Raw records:
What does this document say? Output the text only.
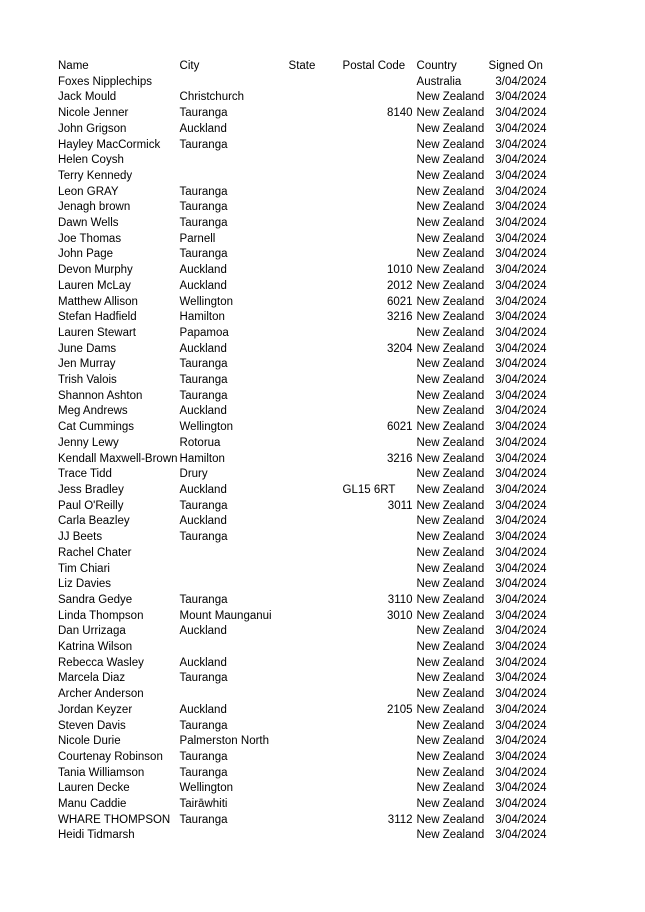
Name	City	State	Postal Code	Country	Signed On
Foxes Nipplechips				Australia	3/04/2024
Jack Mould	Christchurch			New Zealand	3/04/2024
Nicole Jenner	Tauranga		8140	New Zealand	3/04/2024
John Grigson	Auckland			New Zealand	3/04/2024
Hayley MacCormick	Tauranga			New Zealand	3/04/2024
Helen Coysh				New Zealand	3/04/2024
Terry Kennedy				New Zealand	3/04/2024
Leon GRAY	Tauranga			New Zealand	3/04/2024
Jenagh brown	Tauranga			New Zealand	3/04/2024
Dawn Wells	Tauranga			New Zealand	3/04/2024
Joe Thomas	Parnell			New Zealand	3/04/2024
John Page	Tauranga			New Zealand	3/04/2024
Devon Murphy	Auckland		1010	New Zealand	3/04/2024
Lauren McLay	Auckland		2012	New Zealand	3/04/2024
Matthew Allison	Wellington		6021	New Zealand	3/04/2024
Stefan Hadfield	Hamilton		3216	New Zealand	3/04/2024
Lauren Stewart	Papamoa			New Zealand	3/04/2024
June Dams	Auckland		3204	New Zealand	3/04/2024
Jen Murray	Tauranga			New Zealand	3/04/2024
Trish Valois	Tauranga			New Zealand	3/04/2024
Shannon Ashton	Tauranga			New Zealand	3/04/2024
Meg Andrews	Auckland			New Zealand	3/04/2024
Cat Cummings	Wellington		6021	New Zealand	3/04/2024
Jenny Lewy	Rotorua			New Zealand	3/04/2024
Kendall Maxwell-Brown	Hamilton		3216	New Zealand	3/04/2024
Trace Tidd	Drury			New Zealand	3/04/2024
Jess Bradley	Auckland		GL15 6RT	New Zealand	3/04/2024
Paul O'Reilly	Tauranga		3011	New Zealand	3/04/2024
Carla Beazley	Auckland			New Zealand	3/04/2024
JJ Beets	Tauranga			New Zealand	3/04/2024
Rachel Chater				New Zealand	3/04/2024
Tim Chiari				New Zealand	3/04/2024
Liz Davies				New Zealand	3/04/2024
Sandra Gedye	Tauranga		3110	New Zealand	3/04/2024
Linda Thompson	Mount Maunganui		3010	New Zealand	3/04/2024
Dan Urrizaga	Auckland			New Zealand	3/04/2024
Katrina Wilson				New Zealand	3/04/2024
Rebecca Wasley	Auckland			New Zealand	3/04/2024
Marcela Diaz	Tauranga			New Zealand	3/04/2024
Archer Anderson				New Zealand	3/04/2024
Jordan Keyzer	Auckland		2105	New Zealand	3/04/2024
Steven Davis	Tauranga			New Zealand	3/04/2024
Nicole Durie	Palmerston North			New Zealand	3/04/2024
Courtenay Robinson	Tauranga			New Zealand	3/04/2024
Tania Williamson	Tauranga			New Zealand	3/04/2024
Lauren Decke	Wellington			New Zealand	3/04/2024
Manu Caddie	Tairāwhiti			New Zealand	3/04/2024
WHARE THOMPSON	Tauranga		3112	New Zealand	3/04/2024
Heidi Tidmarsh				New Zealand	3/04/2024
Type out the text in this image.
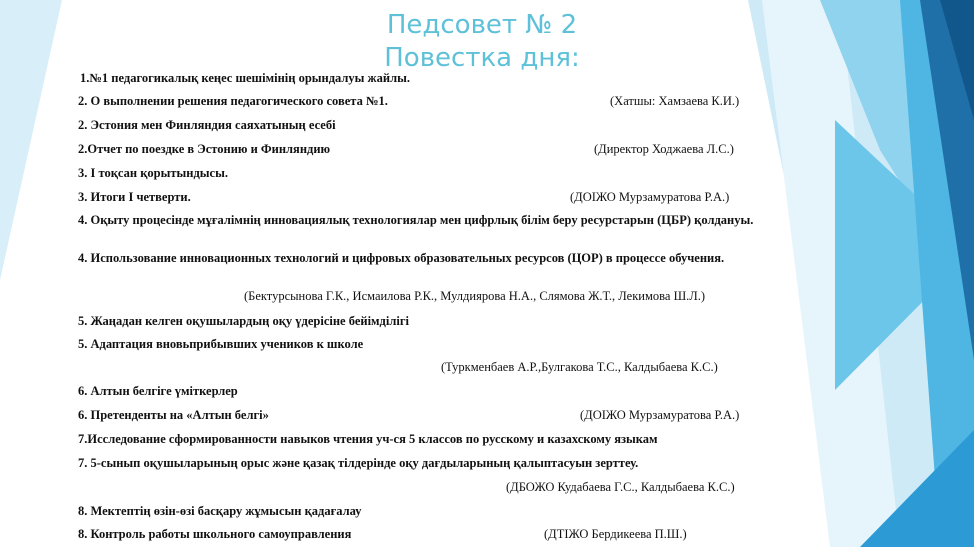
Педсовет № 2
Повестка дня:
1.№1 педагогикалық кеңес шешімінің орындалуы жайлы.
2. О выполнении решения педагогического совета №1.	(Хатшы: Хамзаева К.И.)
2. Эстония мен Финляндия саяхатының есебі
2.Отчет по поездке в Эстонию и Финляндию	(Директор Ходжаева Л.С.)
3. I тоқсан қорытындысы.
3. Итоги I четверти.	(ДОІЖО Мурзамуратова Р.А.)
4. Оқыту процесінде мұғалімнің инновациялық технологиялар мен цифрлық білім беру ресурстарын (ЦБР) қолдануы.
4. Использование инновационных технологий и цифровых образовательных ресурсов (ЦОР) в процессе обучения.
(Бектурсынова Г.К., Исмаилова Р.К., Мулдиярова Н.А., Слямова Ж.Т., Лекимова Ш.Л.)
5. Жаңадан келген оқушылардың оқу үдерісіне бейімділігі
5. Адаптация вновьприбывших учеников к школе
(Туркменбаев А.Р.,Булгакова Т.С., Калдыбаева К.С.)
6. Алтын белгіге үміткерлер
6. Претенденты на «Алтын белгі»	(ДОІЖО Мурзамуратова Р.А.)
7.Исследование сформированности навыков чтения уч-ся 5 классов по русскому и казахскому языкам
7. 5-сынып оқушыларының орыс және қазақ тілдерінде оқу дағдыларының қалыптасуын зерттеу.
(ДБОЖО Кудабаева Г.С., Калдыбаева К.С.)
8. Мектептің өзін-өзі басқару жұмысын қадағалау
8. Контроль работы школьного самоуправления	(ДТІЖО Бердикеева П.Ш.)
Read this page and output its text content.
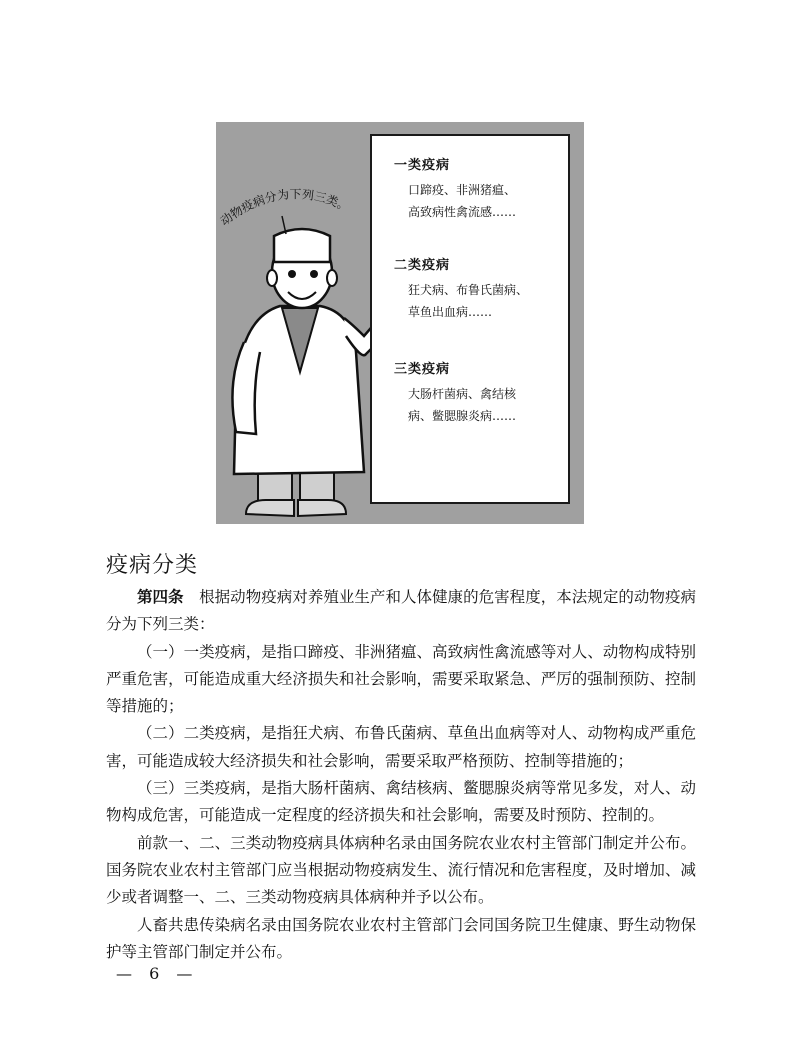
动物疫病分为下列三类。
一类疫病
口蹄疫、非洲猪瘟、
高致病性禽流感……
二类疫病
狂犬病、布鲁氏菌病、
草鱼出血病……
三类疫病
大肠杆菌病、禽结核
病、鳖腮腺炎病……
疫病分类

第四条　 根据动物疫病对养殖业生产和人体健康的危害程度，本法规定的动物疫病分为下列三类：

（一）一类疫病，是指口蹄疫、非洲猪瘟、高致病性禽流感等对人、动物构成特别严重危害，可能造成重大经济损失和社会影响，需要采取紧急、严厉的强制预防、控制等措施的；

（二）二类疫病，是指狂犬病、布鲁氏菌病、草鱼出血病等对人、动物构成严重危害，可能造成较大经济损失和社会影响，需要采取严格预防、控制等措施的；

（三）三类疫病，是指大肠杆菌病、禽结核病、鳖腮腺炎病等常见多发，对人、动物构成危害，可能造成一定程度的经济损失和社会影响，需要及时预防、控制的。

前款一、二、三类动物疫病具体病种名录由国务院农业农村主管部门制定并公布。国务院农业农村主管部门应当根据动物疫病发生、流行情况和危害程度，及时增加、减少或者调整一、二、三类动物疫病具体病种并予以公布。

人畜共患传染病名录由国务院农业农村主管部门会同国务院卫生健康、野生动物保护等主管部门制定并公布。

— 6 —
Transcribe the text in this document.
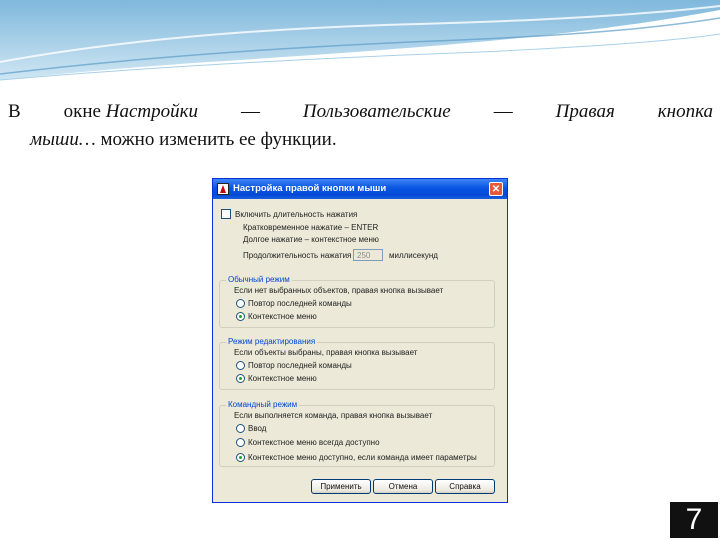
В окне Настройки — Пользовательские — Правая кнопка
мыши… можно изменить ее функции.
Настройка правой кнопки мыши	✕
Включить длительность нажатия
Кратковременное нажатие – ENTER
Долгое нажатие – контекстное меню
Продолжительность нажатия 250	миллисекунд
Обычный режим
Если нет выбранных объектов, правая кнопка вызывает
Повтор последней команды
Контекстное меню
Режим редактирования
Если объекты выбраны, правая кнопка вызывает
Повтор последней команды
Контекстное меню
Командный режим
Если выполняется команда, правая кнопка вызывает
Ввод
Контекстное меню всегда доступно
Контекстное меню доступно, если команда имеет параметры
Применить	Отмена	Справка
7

## Your task
Your answer should be a single number: the count of lines in these records that hold the string "Алтын".

## Solution for this problem
2